Source data:
┌────────

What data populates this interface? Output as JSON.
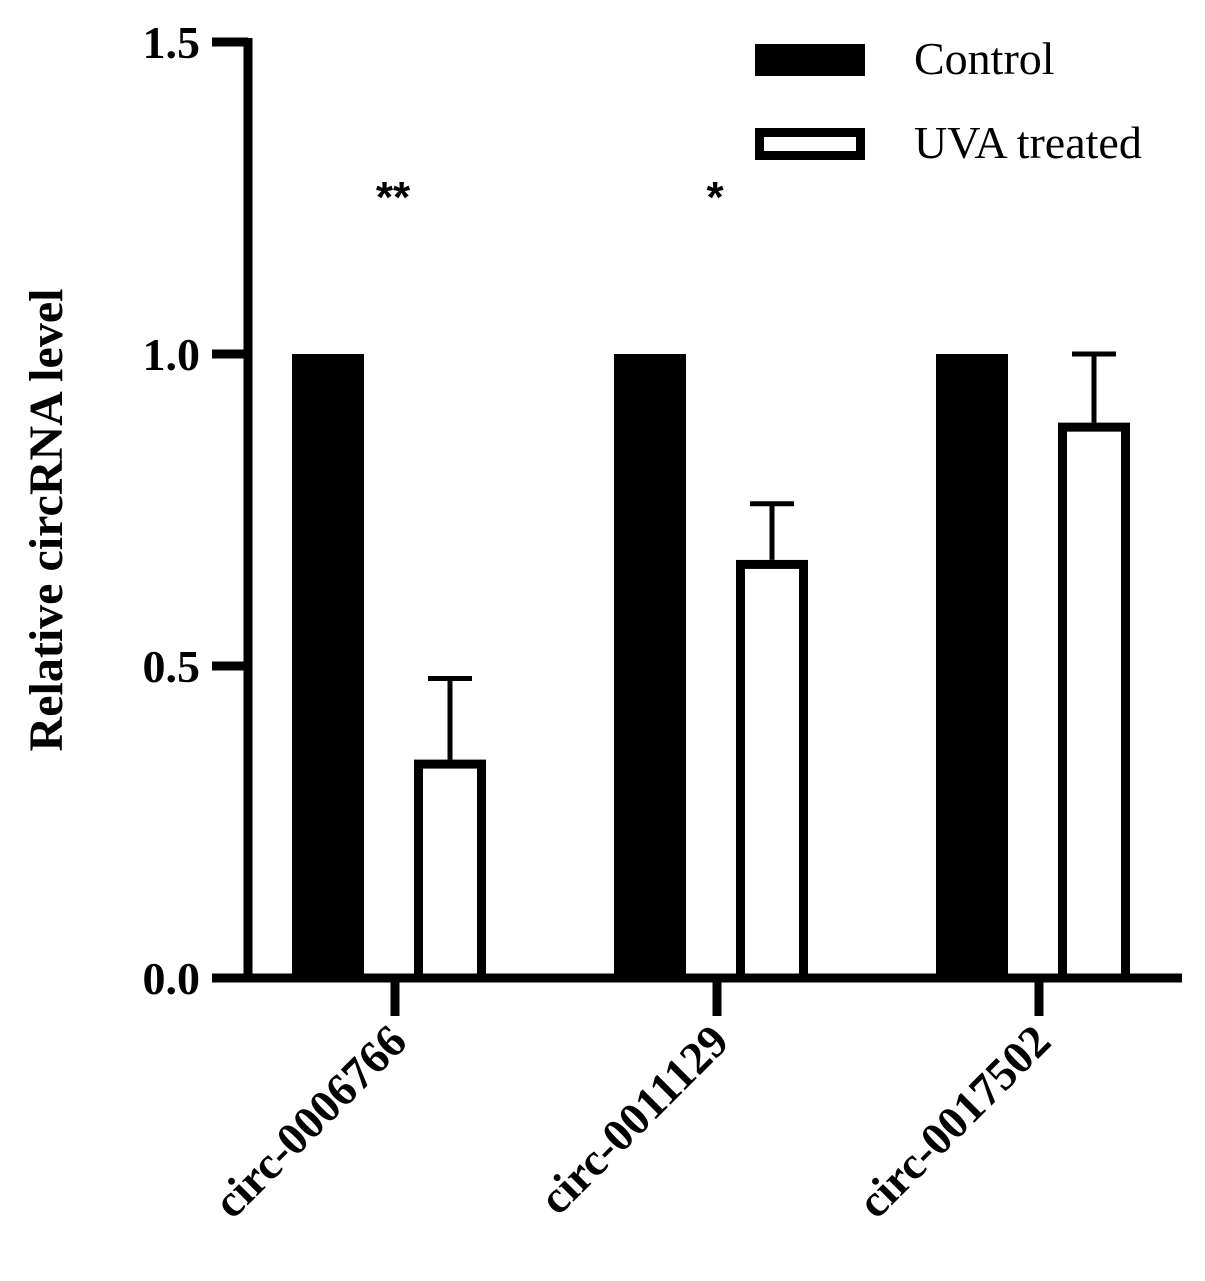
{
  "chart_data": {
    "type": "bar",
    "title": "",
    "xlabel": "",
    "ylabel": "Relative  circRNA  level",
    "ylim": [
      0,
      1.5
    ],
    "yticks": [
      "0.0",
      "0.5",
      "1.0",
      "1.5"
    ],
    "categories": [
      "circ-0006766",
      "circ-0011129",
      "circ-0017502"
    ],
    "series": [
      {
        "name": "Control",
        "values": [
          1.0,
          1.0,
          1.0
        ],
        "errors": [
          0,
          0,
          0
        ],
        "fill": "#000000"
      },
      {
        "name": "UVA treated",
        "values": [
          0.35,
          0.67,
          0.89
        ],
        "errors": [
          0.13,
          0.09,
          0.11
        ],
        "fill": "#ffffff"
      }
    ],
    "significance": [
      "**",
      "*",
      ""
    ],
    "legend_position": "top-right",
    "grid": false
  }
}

└────────

▶ GOAL OF THE EXERCISE
Copy the material exactly. Do not include the pictures.

▶ OUTPUT OF THE EXERCISE
What data populates this interface? Output as JSON.
{
  "chart_data": {
    "type": "bar",
    "title": "",
    "xlabel": "",
    "ylabel": "Relative  circRNA  level",
    "ylim": [
      0,
      1.5
    ],
    "yticks": [
      "0.0",
      "0.5",
      "1.0",
      "1.5"
    ],
    "categories": [
      "circ-0006766",
      "circ-0011129",
      "circ-0017502"
    ],
    "series": [
      {
        "name": "Control",
        "values": [
          1.0,
          1.0,
          1.0
        ],
        "errors": [
          0,
          0,
          0
        ],
        "fill": "#000000"
      },
      {
        "name": "UVA treated",
        "values": [
          0.35,
          0.67,
          0.89
        ],
        "errors": [
          0.13,
          0.09,
          0.11
        ],
        "fill": "#ffffff"
      }
    ],
    "significance": [
      "**",
      "*",
      ""
    ],
    "legend_position": "top-right",
    "grid": false
  }
}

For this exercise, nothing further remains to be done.